WHAT IS BEING ASKED:
Using the listing below, please gather every line containing the word "Prediction".
_____
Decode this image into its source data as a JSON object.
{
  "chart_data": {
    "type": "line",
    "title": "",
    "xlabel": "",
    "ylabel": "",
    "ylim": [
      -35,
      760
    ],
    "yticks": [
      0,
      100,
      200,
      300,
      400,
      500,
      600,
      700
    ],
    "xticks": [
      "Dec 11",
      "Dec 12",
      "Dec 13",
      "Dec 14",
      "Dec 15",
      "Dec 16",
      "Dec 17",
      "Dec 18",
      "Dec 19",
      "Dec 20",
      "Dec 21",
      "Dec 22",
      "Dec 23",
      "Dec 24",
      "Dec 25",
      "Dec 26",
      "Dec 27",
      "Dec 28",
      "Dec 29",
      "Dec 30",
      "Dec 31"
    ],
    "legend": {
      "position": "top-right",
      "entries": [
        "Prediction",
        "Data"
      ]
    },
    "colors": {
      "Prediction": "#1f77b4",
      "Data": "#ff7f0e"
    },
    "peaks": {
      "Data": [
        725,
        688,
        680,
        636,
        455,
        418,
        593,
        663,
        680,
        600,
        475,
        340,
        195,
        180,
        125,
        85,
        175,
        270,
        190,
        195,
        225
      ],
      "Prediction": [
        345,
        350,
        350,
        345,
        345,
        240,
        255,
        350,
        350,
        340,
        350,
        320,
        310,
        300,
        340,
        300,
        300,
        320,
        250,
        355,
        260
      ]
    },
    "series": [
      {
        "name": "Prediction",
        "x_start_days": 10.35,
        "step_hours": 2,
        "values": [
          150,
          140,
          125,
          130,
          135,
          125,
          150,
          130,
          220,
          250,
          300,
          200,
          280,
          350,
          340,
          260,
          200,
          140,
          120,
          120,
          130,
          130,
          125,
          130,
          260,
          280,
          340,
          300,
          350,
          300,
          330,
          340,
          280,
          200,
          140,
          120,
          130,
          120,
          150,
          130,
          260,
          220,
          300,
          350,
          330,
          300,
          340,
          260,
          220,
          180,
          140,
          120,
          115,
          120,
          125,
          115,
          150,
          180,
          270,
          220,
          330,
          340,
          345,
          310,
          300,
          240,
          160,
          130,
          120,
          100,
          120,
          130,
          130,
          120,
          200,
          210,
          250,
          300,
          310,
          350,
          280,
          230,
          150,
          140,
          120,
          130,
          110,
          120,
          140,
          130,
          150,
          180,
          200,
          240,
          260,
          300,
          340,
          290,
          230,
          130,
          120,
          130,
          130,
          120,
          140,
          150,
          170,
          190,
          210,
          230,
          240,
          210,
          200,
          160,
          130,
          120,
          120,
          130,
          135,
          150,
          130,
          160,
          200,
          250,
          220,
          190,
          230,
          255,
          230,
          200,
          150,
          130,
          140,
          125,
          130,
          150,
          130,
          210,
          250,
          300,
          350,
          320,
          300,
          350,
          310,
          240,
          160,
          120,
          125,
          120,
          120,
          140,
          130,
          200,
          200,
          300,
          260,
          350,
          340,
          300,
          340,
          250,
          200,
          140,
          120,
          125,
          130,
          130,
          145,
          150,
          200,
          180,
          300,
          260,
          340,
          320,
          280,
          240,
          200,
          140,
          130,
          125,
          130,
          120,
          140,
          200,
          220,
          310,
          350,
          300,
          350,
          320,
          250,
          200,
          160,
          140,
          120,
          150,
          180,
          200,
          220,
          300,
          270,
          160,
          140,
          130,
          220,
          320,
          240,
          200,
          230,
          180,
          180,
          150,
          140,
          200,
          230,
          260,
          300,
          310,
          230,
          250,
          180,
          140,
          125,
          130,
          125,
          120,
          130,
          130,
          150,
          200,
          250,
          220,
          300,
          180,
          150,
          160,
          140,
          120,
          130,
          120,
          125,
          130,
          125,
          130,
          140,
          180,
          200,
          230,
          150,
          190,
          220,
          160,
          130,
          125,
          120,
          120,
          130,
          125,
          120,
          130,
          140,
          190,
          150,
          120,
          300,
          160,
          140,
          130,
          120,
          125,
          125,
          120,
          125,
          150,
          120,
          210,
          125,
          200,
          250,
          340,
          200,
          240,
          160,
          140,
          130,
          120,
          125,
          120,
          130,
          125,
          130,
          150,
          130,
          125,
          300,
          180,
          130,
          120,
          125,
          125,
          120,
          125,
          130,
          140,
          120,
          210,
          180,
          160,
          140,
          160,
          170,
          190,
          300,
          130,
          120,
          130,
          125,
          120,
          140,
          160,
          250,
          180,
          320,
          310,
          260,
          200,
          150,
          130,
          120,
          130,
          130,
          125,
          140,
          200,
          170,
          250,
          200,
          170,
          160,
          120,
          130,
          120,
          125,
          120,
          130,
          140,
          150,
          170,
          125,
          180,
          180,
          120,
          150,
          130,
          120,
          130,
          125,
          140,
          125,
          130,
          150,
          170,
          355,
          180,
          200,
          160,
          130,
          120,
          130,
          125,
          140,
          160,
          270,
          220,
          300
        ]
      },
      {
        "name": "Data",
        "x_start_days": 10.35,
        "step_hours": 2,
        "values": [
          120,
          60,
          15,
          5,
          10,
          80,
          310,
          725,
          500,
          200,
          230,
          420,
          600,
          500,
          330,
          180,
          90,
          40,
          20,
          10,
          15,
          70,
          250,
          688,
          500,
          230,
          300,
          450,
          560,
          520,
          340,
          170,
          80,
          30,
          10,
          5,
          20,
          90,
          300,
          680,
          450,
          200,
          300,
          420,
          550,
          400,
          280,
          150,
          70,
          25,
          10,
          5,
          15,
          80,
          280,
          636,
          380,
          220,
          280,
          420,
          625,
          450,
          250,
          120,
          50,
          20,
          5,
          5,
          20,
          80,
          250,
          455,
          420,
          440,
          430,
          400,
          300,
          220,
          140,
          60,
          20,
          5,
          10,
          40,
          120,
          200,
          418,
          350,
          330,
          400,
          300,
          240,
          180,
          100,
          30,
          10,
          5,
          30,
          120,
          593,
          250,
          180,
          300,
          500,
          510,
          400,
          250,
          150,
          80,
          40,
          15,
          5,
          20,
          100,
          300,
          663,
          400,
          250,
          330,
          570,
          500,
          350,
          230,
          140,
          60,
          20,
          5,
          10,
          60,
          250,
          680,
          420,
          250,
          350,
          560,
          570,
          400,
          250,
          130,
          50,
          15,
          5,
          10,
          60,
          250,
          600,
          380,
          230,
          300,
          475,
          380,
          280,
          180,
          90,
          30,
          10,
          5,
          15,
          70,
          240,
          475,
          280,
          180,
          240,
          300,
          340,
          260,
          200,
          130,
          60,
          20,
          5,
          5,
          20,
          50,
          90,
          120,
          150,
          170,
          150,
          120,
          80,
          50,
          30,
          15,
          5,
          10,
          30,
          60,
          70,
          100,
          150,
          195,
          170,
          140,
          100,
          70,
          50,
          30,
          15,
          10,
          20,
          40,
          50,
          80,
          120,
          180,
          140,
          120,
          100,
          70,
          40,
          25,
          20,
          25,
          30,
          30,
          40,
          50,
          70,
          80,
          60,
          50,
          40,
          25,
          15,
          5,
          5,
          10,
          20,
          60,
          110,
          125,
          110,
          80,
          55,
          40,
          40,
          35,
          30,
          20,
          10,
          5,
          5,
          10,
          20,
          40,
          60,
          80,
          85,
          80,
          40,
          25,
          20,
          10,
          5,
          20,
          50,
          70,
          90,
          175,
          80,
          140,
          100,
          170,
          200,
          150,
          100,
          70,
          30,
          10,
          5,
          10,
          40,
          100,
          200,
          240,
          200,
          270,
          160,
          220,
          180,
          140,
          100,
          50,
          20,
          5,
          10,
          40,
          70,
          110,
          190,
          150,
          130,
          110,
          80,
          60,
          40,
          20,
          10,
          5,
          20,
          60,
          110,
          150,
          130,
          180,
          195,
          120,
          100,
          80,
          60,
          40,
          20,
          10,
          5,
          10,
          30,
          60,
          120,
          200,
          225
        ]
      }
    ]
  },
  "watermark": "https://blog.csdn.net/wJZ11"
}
_____
CORRECT RESULT:
        "Prediction",
      "Prediction": "#1f77b4",
      "Prediction": [
        "name": "Prediction",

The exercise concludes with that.